+++ Source document +++

# problems with dnsmasq on nat router/firewall (SOLVED)

## 59729

I posted this a week ago but deleted the thread quickly as there were some things I wanted to try. Im still stuck

If i set the input chain to drop , my computers or wifi accesspoint connected interface eno1 will not get an IP, my mobile phone says connecting->connected->getting ip adress but nothing happens.

With input to accept dnsmasq works as intended

Complete ruleset below that doesn't work below, any help appreciated as I don't really know what to do next as I think the corresponding ports are open "bootps/bootpc/domain" @ lan-services

```

nuc lappen # nft list ruleset

table ip nat {

        chain prerouting {

                type nat hook prerouting priority 0; policy accept;

                iif enp0s20u3 tcp dport 20000 dnat 192.168.0.202

        }

        chain postrouting {

                type nat hook postrouting priority 100; policy accept;

                oif enp0s20u3 masquerade random,persistent

        }

}

table ip filter {

        chain input {

                type filter hook input priority 0; policy drop;

                ct state established,related accept

                iif lo accept

                ip protocol icmp accept

                ip saddr 192.168.0.0/24 jump lan-services

                jump public-services

        }

        chain output {

                type filter hook output priority 0; policy accept;

        }

        chain lan-services {

                tcp dport { ssh, bootps, domain, bootpc} accept

                udp dport { bootpc, domain, bootps} accept

                tcp dport 3005 accept

                udp dport { 32414, 32413, 32410, 32412} accept

        }

        chain public-services {

                tcp dport 32400 accept

        }

}

```

```

nuc lappen # ifconfig

eno1: flags=4163<UP,BROADCAST,RUNNING,MULTICAST>  mtu 1500

        inet 192.168.0.1  netmask 255.255.255.0  broadcast 192.168.0.255

        ether c0:3f:d5:62:2b:3d  txqueuelen 1000  (Ethernet)

        RX packets 50964317  bytes 31539661512 (29.3 GiB)

        RX errors 0  dropped 110523  overruns 0  frame 0

        TX packets 72698934  bytes 89371496623 (83.2 GiB)

        TX errors 0  dropped 0 overruns 0  carrier 0  collisions 0

        device interrupt 20  memory 0xf7c00000-f7c20000

enp0s20u3: flags=4163<UP,BROADCAST,RUNNING,MULTICAST>  mtu 1500

        inet WANIP  netmask 255.255.240.0  broadcast WANIP

        ether XXXXXXXXXX  txqueuelen 1000  (Ethernet)

        RX packets 76074542  bytes 84999229889 (79.1 GiB)

+++

Pick up the forum thread on the dnsmasq NAT router problem after its last line shown and continue it.

+++ Raw data +++

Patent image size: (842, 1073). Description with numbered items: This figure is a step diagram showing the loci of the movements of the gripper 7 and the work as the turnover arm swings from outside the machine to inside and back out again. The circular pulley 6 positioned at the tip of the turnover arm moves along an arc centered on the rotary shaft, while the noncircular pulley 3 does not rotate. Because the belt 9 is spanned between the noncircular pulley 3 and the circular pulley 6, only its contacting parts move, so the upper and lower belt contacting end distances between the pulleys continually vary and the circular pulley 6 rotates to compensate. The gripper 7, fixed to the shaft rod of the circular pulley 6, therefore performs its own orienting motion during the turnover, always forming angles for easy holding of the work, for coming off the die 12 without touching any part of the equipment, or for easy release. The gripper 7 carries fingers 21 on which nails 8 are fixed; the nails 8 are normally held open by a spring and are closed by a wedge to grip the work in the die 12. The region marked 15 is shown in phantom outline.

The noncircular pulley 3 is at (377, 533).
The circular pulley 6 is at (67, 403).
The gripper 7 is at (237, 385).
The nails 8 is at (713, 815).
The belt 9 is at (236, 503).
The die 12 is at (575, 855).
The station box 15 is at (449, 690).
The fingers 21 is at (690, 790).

+++

• Answer section:
        RX errors 0  dropped 0  overruns 0  frame 0

        TX packets 38776965  bytes 13502112873 (12.5 GiB)

        TX errors 0  dropped 0 overruns 0  carrier 0  collisions 0

lo: flags=73<UP,LOOPBACK,RUNNING>  mtu 65536

        inet 127.0.0.1  netmask 255.0.0.0

        loop  txqueuelen 1  (Local Loopback)

        RX packets 1471319  bytes 392972955 (374.7 MiB)

        RX errors 0  dropped 0  overruns 0  frame 0

        TX packets 1471319  bytes 392972955 (374.7 MiB)

        TX errors 0  dropped 0 overruns 0  carrier 0  collisions 0

```

Last edited by 59729 on Sat Nov 19, 2016 10:18 am; edited 1 time in total

----------

## szatox

 *Quote:*   

> ip saddr 192.168.0.0/24 jump lan-services

 

DHCP requests from new clients will not match this rule because a new client doesn't have an IP yet.

If you have multiple interfaces, it would be best to simply use one of them as the local one and accept traffic based on the interface, just like you did with

loopback.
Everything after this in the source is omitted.